Data entries:
+ + +

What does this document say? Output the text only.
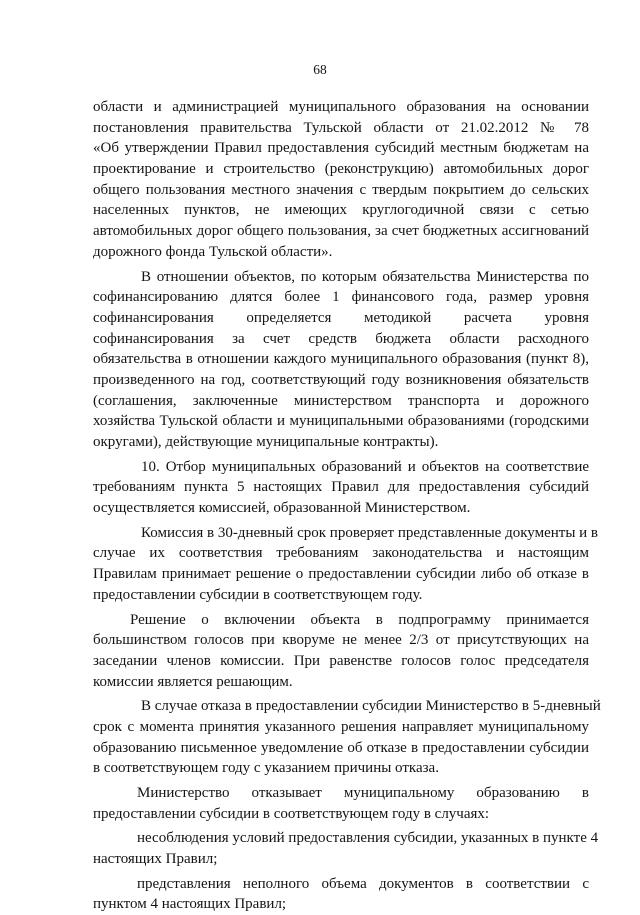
68
области и администрацией муниципального образования на основании
постановления правительства Тульской области от 21.02.2012 № 78
«Об утверждении Правил предоставления субсидий местным бюджетам на
проектирование и строительство (реконструкцию) автомобильных дорог
общего пользования местного значения с твердым покрытием до сельских
населенных пунктов, не имеющих круглогодичной связи с сетью
автомобильных дорог общего пользования, за счет бюджетных ассигнований
дорожного фонда Тульской области».
В отношении объектов, по которым обязательства Министерства по
софинансированию длятся более 1 финансового года, размер уровня
софинансирования определяется методикой расчета уровня
софинансирования за счет средств бюджета области расходного
обязательства в отношении каждого муниципального образования (пункт 8),
произведенного на год, соответствующий году возникновения обязательств
(соглашения, заключенные министерством транспорта и дорожного
хозяйства Тульской области и муниципальными образованиями (городскими
округами), действующие муниципальные контракты).
10. Отбор муниципальных образований и объектов на соответствие
требованиям пункта 5 настоящих Правил для предоставления субсидий
осуществляется комиссией, образованной Министерством.
Комиссия в 30-дневный срок проверяет представленные документы и в
случае их соответствия требованиям законодательства и настоящим
Правилам принимает решение о предоставлении субсидии либо об отказе в
предоставлении субсидии в соответствующем году.
Решение о включении объекта в подпрограмму принимается
большинством голосов при кворуме не менее 2/3 от присутствующих на
заседании членов комиссии. При равенстве голосов голос председателя
комиссии является решающим.
В случае отказа в предоставлении субсидии Министерство в 5-дневный
срок с момента принятия указанного решения направляет муниципальному
образованию письменное уведомление об отказе в предоставлении субсидии
в соответствующем году с указанием причины отказа.
Министерство отказывает муниципальному образованию в
предоставлении субсидии в соответствующем году в случаях:
несоблюдения условий предоставления субсидии, указанных в пункте 4
настоящих Правил;
представления неполного объема документов в соответствии с
пунктом 4 настоящих Правил;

+ + +

Make an exact copy of the records shown above, without the pictures.

## THE OUTPUT:
What does this document say? Output the text only.
68
области и администрацией муниципального образования на основании
постановления правительства Тульской области от 21.02.2012 № 78
«Об утверждении Правил предоставления субсидий местным бюджетам на
проектирование и строительство (реконструкцию) автомобильных дорог
общего пользования местного значения с твердым покрытием до сельских
населенных пунктов, не имеющих круглогодичной связи с сетью
автомобильных дорог общего пользования, за счет бюджетных ассигнований
дорожного фонда Тульской области».
В отношении объектов, по которым обязательства Министерства по
софинансированию длятся более 1 финансового года, размер уровня
софинансирования определяется методикой расчета уровня
софинансирования за счет средств бюджета области расходного
обязательства в отношении каждого муниципального образования (пункт 8),
произведенного на год, соответствующий году возникновения обязательств
(соглашения, заключенные министерством транспорта и дорожного
хозяйства Тульской области и муниципальными образованиями (городскими
округами), действующие муниципальные контракты).
10. Отбор муниципальных образований и объектов на соответствие
требованиям пункта 5 настоящих Правил для предоставления субсидий
осуществляется комиссией, образованной Министерством.
Комиссия в 30-дневный срок проверяет представленные документы и в
случае их соответствия требованиям законодательства и настоящим
Правилам принимает решение о предоставлении субсидии либо об отказе в
предоставлении субсидии в соответствующем году.
Решение о включении объекта в подпрограмму принимается
большинством голосов при кворуме не менее 2/3 от присутствующих на
заседании членов комиссии. При равенстве голосов голос председателя
комиссии является решающим.
В случае отказа в предоставлении субсидии Министерство в 5-дневный
срок с момента принятия указанного решения направляет муниципальному
образованию письменное уведомление об отказе в предоставлении субсидии
в соответствующем году с указанием причины отказа.
Министерство отказывает муниципальному образованию в
предоставлении субсидии в соответствующем году в случаях:
несоблюдения условий предоставления субсидии, указанных в пункте 4
настоящих Правил;
представления неполного объема документов в соответствии с
пунктом 4 настоящих Правил;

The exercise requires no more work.